→ Selected passage:
[Start]

Squaw Sachem of Mistick (c. 1590-1650 or 1667) was a prominent leader of a Massachusett tribe who deeded large tracts of land in eastern Massachusetts to early colonial settlers.

Squaw Sachem was the widow of Nanepashemet, the Sachem of the Pawtucket Confederation of Indian tribes, who died in 1619. Her given name is unknown and she was known in official deeds as the "Squaw Sachem." Squaw Sachem ruled the Pawtucket Confederation lands aggressively and capably after Nanepashmet's death. Around 1635, along with several other Native Americans, she deeded land in Concord, Massachusetts to colonists, and by that time she had remarried to a tribal priest, Wompachowet (also known as Webcowit or Webcowet). In 1639 she deeded the land of what was then Cambridge and Watertown to the colonists, an area that covers much of what is now the Greater Boston area, including Newton, Arlington, Somerville, Malden, and Charlestown. She lived her last years on the west side of the Mystic Lakes near what is now Medford, Massachusetts, where she died sometime between 1650 and 1667. She is remembered on the Boston Women's Heritage Trail. Her sons, Wonohaquaham, Montowampate, and Wenepoykin were tribal leaders as well. She is sometimes confused with other contemporary Squaw Sachems in the region, including Awashonks and Weetamoo.

[End]

→ Objective 1:
Answer these questions from the Squaw Sachem passage:
(a) In what year did the sachem whose widow she was die?
(b) In what year did she deed the land of Cambridge and Watertown to the colonists?
(c) Where did she live during her last years?
→ Objective 2:
Return the part of the Squaw Sachem passage between "Squaw Sachem of" and "early colonial settlers.", inclusive, copied word for word.
→ Objective 3:
Resume the Squaw Sachem passage after its final sentence.

→ Given information:
[Start]

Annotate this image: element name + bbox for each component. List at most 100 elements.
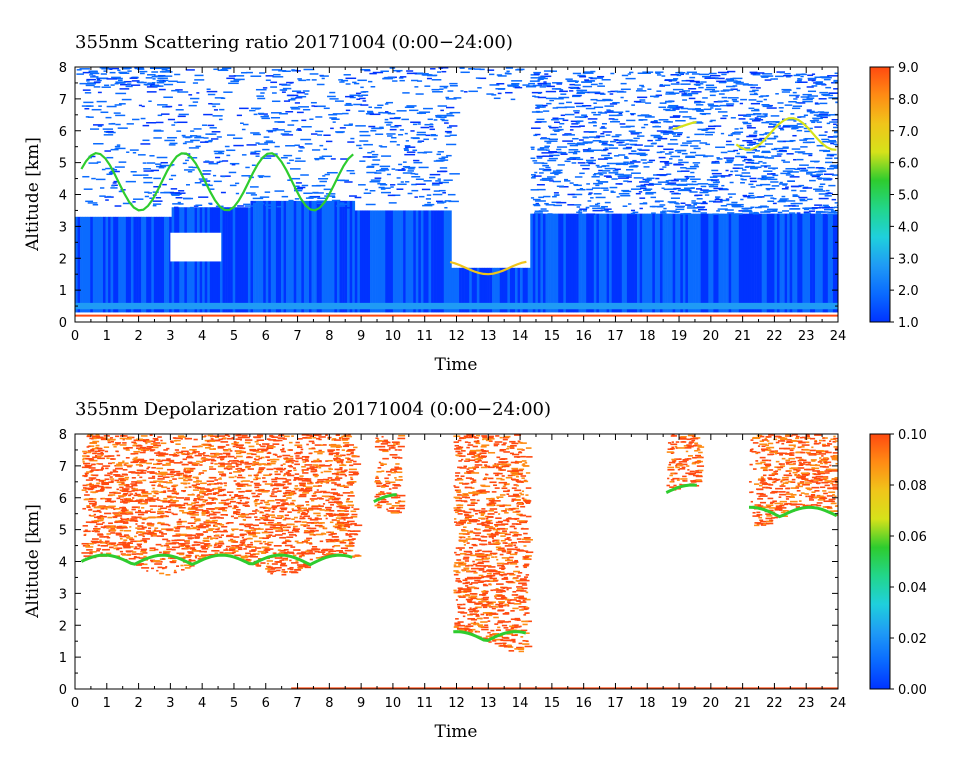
heatmap-cell — [136, 540, 142, 543]
heatmap-cell — [682, 213, 686, 313]
heatmap-cell — [301, 551, 307, 554]
heatmap-cell — [225, 444, 230, 446]
heatmap-cell — [205, 503, 213, 505]
heatmap-cell — [809, 111, 819, 114]
heatmap-cell — [308, 200, 312, 313]
heatmap-cell — [275, 517, 282, 519]
heatmap-cell — [193, 438, 198, 441]
heatmap-cell — [255, 508, 258, 511]
heatmap-cell — [112, 77, 123, 80]
heatmap-cell — [168, 479, 173, 482]
heatmap-cell — [231, 442, 234, 445]
heatmap-cell — [579, 172, 585, 175]
heatmap-cell — [90, 515, 95, 517]
heatmap-cell — [787, 180, 795, 182]
heatmap-cell — [346, 435, 353, 438]
heatmap-cell — [625, 125, 635, 128]
heatmap-cell — [167, 557, 171, 559]
heatmap-cell — [813, 82, 823, 84]
heatmap-cell — [167, 459, 175, 462]
heatmap-cell — [759, 133, 765, 136]
heatmap-cell — [120, 525, 127, 528]
heatmap-cell — [815, 213, 818, 313]
heatmap-cell — [327, 477, 333, 479]
heatmap-cell — [669, 116, 680, 118]
heatmap-cell — [788, 100, 797, 103]
heatmap-cell — [496, 74, 503, 76]
heatmap-cell — [97, 125, 103, 127]
heatmap-cell — [756, 184, 763, 187]
heatmap-cell — [139, 70, 148, 73]
heatmap-cell — [446, 132, 452, 134]
heatmap-cell — [410, 172, 416, 175]
heatmap-cell — [256, 443, 259, 445]
heatmap-cell — [175, 533, 181, 535]
heatmap-cell — [573, 213, 577, 313]
heatmap-cell — [262, 87, 268, 89]
heatmap-cell — [271, 516, 276, 519]
heatmap-cell — [570, 156, 581, 159]
heatmap-cell — [149, 472, 157, 474]
heatmap-cell — [280, 483, 286, 486]
heatmap-cell — [596, 202, 601, 205]
heatmap-cell — [288, 449, 293, 451]
heatmap-cell — [655, 177, 660, 180]
heatmap-cell — [106, 105, 117, 108]
heatmap-cell — [677, 133, 683, 136]
heatmap-cell — [150, 499, 154, 502]
heatmap-cell — [791, 189, 797, 192]
heatmap-cell — [798, 184, 805, 187]
heatmap-cell — [685, 167, 697, 170]
heatmap-cell — [136, 469, 144, 472]
heatmap-cell — [212, 115, 223, 117]
heatmap-cell — [85, 116, 90, 118]
heatmap-cell — [527, 267, 531, 313]
heatmap-cell — [822, 94, 829, 97]
heatmap-cell — [726, 159, 734, 161]
heatmap-cell — [720, 117, 727, 120]
heatmap-cell — [111, 76, 121, 79]
heatmap-cell — [317, 481, 322, 484]
heatmap-cell — [312, 473, 318, 476]
heatmap-cell — [100, 497, 103, 500]
heatmap-cell — [343, 525, 351, 528]
heatmap-cell — [517, 267, 521, 313]
heatmap-cell — [137, 528, 145, 530]
heatmap-cell — [147, 466, 151, 469]
heatmap-cell — [382, 77, 393, 80]
heatmap-cell — [297, 78, 302, 80]
heatmap-cell — [158, 216, 162, 313]
heatmap-cell — [385, 101, 394, 104]
heatmap-cell — [107, 455, 115, 457]
heatmap-cell — [680, 170, 690, 172]
heatmap-cell — [338, 437, 342, 440]
heatmap-cell — [768, 126, 777, 128]
heatmap-cell — [711, 172, 722, 175]
heatmap-cell — [209, 127, 217, 129]
heatmap-cell — [581, 114, 588, 116]
heatmap-cell — [250, 75, 262, 77]
heatmap-cell — [317, 479, 324, 481]
heatmap-cell — [133, 460, 140, 463]
heatmap-cell — [183, 474, 187, 477]
heatmap-cell — [369, 180, 379, 183]
heatmap-cell — [261, 456, 265, 459]
heatmap-cell — [337, 524, 342, 527]
heatmap-cell — [345, 102, 352, 105]
heatmap-cell — [749, 180, 757, 183]
heatmap-cell — [146, 570, 149, 572]
heatmap-cell — [162, 164, 173, 167]
heatmap-cell — [598, 169, 604, 172]
heatmap-cell — [333, 439, 341, 441]
heatmap-cell — [282, 487, 287, 489]
heatmap-cell — [120, 489, 124, 492]
heatmap-cell — [120, 83, 131, 86]
heatmap-cell — [184, 545, 191, 547]
heatmap-cell — [129, 77, 138, 79]
heatmap-cell — [256, 439, 265, 442]
heatmap-cell — [329, 550, 337, 552]
heatmap-cell — [703, 213, 707, 313]
heatmap-cell — [329, 91, 336, 94]
heatmap-cell — [406, 105, 417, 107]
heatmap-cell — [183, 469, 186, 471]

[End]

→ Exercise result 1:
(a) 1619
(b) 1639
(c) On the west side of the Mystic Lakes, near what is now Medford, Massachusetts

→ Exercise result 2:
Squaw Sachem of Mistick (c. 1590-1650 or 1667) was a prominent leader of a Massachusett tribe who deeded large tracts of land in eastern Massachusetts to early colonial settlers.

→ Exercise result 3:
Controversy 
Using the Squaw Sachem of Mistick name or likeness has been protested by individuals of surrounding tribes as well as multiple social justice groups. There has been an ongoing battle (20+ years) to get rid of the use of the Sachem name and likeness as a mascot or logo in the surrounding towns. In 2020, the Sachem was removed as the mascot of the Winchester, Massachusetts public schools. Defenders of mascots often state their intention to honor Native Americans by referring to positive traits, such as fighting spirit and their being strong, brave, stoic, dedicated, and proud; opponents see these traits as being based upon stereotypes of Native Americans as savages.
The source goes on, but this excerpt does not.